- _SHORT TASK_: All of the data below should be written out exactly.

- _RAW DATA_:

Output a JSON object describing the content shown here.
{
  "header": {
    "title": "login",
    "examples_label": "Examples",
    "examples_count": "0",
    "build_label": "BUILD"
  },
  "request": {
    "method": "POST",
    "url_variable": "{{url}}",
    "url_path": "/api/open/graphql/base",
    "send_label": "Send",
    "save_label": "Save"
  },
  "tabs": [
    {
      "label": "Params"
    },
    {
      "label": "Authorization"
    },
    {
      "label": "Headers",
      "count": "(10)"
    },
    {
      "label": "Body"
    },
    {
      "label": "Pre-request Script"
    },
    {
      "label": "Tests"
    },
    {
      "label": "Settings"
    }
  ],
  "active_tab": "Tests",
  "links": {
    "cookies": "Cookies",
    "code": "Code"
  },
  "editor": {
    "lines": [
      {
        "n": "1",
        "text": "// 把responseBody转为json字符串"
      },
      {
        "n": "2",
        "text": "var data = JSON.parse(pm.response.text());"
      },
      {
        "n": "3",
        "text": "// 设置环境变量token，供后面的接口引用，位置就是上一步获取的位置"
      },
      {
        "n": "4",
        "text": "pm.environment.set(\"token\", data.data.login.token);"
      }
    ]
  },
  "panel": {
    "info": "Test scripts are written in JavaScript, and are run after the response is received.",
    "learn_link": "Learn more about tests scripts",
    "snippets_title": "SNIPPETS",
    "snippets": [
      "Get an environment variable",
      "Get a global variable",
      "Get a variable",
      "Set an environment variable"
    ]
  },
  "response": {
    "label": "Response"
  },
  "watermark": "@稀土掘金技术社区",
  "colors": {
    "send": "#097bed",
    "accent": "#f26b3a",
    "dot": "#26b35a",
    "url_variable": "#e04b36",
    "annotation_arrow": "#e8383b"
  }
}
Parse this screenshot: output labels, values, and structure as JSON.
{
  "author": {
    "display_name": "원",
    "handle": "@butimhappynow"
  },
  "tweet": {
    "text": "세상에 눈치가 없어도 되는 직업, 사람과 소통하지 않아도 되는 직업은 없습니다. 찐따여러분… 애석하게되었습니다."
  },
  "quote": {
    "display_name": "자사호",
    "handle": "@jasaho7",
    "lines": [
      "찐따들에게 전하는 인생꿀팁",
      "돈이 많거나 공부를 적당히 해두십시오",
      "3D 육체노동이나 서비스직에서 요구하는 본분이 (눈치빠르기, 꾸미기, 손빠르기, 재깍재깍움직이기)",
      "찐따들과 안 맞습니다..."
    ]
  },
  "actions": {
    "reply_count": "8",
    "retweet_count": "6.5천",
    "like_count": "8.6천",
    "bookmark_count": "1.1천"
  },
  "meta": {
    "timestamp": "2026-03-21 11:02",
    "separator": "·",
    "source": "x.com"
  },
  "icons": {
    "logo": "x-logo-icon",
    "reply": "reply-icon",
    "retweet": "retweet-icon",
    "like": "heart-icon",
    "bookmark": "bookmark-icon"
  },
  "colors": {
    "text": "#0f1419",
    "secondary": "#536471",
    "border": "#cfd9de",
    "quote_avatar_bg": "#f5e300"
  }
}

- _TASK RESULT_:
Output a JSON object describing the content shown here.
{
  "header": {
    "title": "login",
    "examples_label": "Examples",
    "examples_count": "0",
    "build_label": "BUILD"
  },
  "request": {
    "method": "POST",
    "url_variable": "{{url}}",
    "url_path": "/api/open/graphql/base",
    "send_label": "Send",
    "save_label": "Save"
  },
  "tabs": [
    {
      "label": "Params"
    },
    {
      "label": "Authorization"
    },
    {
      "label": "Headers",
      "count": "(10)"
    },
    {
      "label": "Body"
    },
    {
      "label": "Pre-request Script"
    },
    {
      "label": "Tests"
    },
    {
      "label": "Settings"
    }
  ],
  "active_tab": "Tests",
  "links": {
    "cookies": "Cookies",
    "code": "Code"
  },
  "editor": {
    "lines": [
      {
        "n": "1",
        "text": "// 把responseBody转为json字符串"
      },
      {
        "n": "2",
        "text": "var data = JSON.parse(pm.response.text());"
      },
      {
        "n": "3",
        "text": "// 设置环境变量token，供后面的接口引用，位置就是上一步获取的位置"
      },
      {
        "n": "4",
        "text": "pm.environment.set(\"token\", data.data.login.token);"
      }
    ]
  },
  "panel": {
    "info": "Test scripts are written in JavaScript, and are run after the response is received.",
    "learn_link": "Learn more about tests scripts",
    "snippets_title": "SNIPPETS",
    "snippets": [
      "Get an environment variable",
      "Get a global variable",
      "Get a variable",
      "Set an environment variable"
    ]
  },
  "response": {
    "label": "Response"
  },
  "watermark": "@稀土掘金技术社区",
  "colors": {
    "send": "#097bed",
    "accent": "#f26b3a",
    "dot": "#26b35a",
    "url_variable": "#e04b36",
    "annotation_arrow": "#e8383b"
  }
}
Parse this screenshot: output labels, values, and structure as JSON.
{
  "author": {
    "display_name": "원",
    "handle": "@butimhappynow"
  },
  "tweet": {
    "text": "세상에 눈치가 없어도 되는 직업, 사람과 소통하지 않아도 되는 직업은 없습니다. 찐따여러분… 애석하게되었습니다."
  },
  "quote": {
    "display_name": "자사호",
    "handle": "@jasaho7",
    "lines": [
      "찐따들에게 전하는 인생꿀팁",
      "돈이 많거나 공부를 적당히 해두십시오",
      "3D 육체노동이나 서비스직에서 요구하는 본분이 (눈치빠르기, 꾸미기, 손빠르기, 재깍재깍움직이기)",
      "찐따들과 안 맞습니다..."
    ]
  },
  "actions": {
    "reply_count": "8",
    "retweet_count": "6.5천",
    "like_count": "8.6천",
    "bookmark_count": "1.1천"
  },
  "meta": {
    "timestamp": "2026-03-21 11:02",
    "separator": "·",
    "source": "x.com"
  },
  "icons": {
    "logo": "x-logo-icon",
    "reply": "reply-icon",
    "retweet": "retweet-icon",
    "like": "heart-icon",
    "bookmark": "bookmark-icon"
  },
  "colors": {
    "text": "#0f1419",
    "secondary": "#536471",
    "border": "#cfd9de",
    "quote_avatar_bg": "#f5e300"
  }
}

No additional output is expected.